▶ _Direction_
Only a number is wanted: how many lines in the listing contain the word "WILD"?

[START Excerpted records]

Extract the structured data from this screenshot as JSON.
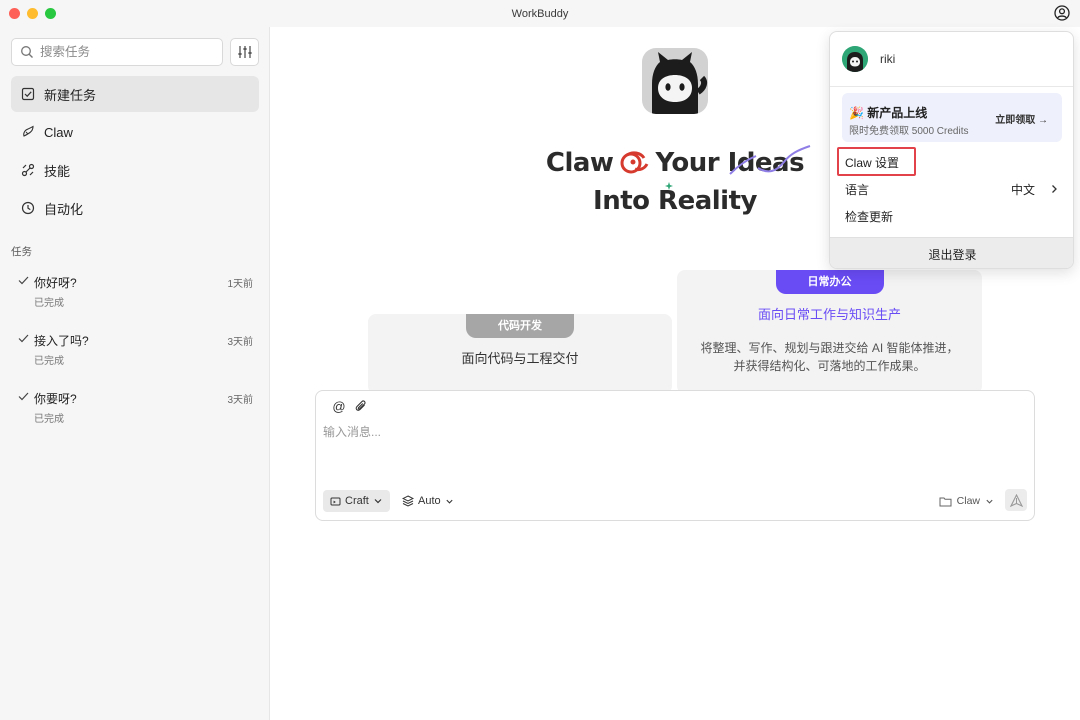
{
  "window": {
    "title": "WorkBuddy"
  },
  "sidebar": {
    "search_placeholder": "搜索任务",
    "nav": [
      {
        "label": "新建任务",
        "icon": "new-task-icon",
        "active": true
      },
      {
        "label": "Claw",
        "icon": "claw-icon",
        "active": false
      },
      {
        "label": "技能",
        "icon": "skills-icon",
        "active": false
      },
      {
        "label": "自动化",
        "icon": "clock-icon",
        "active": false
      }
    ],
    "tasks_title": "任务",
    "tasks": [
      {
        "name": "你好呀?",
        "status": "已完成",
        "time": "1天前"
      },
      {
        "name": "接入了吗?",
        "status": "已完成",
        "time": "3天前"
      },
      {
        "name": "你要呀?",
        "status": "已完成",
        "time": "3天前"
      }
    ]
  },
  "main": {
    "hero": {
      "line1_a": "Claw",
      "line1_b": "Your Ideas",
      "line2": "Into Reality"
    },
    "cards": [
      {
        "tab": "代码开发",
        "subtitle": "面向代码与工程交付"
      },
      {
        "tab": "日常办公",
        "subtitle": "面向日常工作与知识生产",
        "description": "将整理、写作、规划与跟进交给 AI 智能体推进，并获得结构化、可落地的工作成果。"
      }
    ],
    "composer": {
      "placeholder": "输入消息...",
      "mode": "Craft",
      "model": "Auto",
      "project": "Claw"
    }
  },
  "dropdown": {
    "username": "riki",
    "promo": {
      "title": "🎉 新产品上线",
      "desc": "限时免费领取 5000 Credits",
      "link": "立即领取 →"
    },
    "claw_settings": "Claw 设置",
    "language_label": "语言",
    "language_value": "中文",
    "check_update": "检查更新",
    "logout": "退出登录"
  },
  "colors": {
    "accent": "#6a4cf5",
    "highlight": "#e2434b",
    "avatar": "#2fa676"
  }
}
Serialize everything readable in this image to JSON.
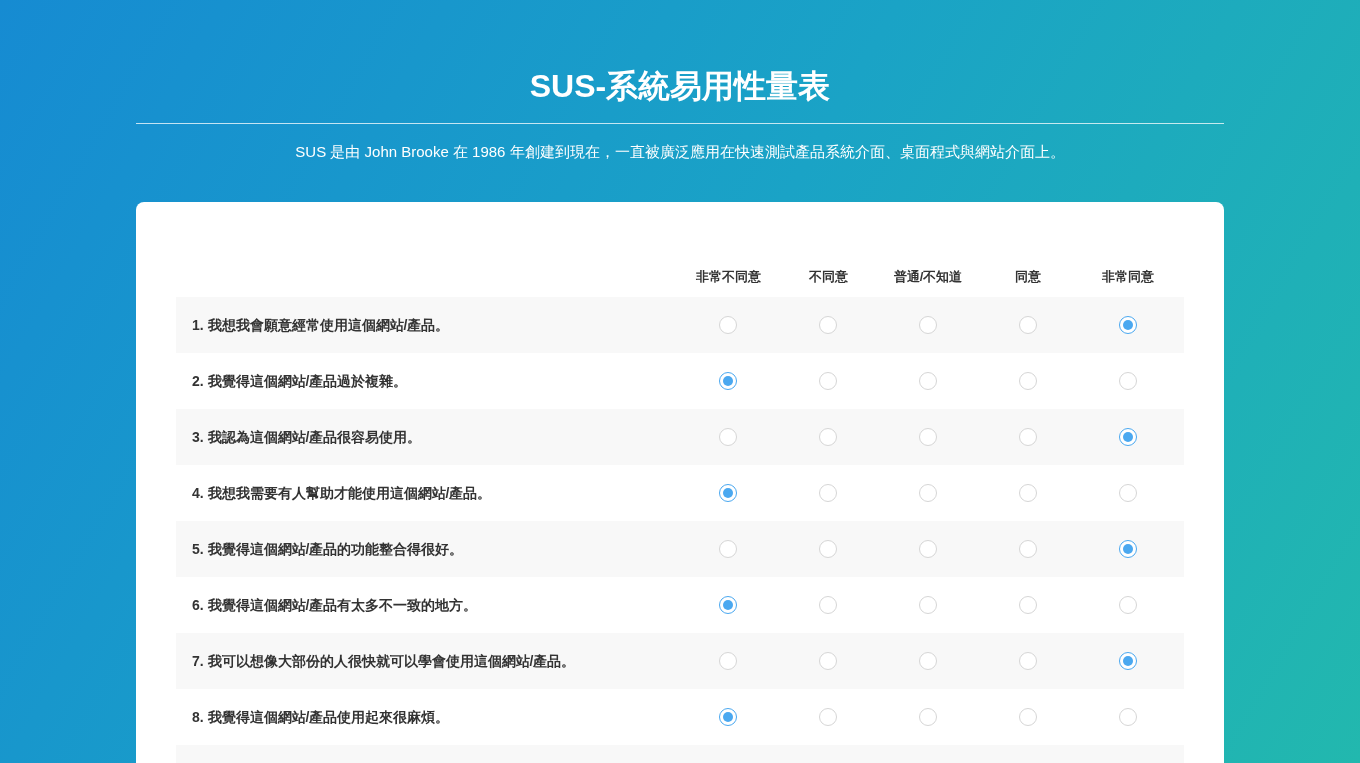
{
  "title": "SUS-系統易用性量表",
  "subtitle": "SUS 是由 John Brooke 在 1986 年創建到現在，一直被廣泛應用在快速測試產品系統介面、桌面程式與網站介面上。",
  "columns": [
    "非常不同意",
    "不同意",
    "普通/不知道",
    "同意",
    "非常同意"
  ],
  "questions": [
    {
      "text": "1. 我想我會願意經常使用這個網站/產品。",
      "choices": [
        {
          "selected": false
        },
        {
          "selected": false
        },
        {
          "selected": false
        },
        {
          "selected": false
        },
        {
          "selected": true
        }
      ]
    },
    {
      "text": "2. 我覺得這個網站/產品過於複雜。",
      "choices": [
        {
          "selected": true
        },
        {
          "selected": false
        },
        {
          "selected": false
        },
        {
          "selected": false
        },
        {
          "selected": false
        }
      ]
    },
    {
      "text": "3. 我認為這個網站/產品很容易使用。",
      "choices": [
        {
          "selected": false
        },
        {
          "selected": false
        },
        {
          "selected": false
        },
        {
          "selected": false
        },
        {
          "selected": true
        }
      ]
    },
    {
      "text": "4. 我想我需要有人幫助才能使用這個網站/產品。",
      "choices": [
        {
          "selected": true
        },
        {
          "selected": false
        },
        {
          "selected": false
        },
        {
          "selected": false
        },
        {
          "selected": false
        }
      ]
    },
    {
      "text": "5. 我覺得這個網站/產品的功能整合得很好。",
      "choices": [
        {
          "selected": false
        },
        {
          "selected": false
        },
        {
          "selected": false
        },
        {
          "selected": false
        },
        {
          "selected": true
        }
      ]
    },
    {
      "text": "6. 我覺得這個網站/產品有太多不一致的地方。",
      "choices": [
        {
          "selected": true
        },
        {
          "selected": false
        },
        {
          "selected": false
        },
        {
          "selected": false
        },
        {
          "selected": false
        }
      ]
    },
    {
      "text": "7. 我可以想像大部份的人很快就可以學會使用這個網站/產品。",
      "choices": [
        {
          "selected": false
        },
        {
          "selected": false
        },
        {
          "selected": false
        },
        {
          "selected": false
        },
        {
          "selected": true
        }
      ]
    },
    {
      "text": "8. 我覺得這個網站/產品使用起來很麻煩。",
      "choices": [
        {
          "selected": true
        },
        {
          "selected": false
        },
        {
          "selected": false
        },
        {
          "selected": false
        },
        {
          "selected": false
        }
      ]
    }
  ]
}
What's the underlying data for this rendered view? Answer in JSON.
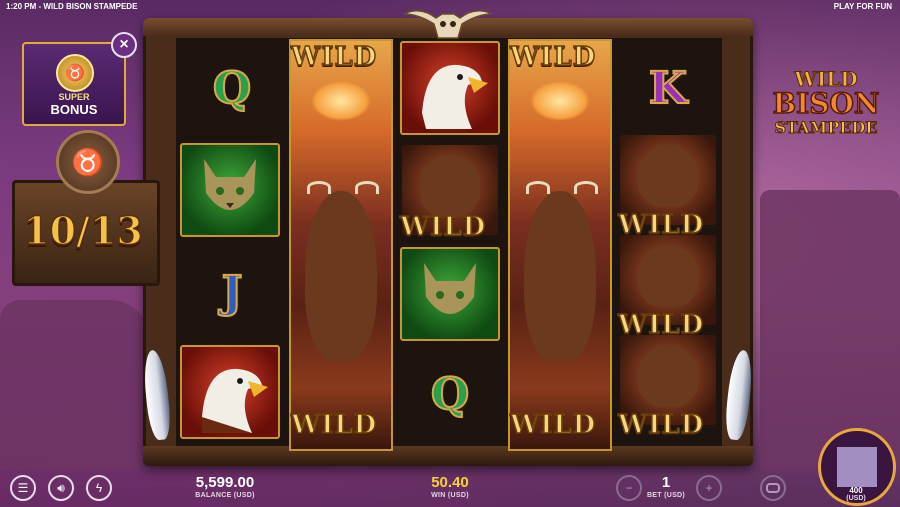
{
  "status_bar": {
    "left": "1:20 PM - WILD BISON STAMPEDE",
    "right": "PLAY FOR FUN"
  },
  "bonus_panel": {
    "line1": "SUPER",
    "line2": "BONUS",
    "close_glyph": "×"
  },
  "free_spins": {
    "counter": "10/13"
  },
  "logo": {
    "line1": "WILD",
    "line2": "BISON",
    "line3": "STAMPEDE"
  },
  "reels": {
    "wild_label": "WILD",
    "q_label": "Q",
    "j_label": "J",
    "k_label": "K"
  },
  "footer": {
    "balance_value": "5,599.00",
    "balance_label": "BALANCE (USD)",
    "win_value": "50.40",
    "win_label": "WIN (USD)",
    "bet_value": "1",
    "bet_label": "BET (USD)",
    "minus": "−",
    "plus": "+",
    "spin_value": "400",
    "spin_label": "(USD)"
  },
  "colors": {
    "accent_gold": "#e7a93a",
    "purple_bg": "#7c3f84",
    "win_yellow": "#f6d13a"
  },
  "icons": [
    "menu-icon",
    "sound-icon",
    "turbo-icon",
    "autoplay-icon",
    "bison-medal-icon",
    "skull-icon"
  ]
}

[END Excerpted records]

▶ _Task response_
3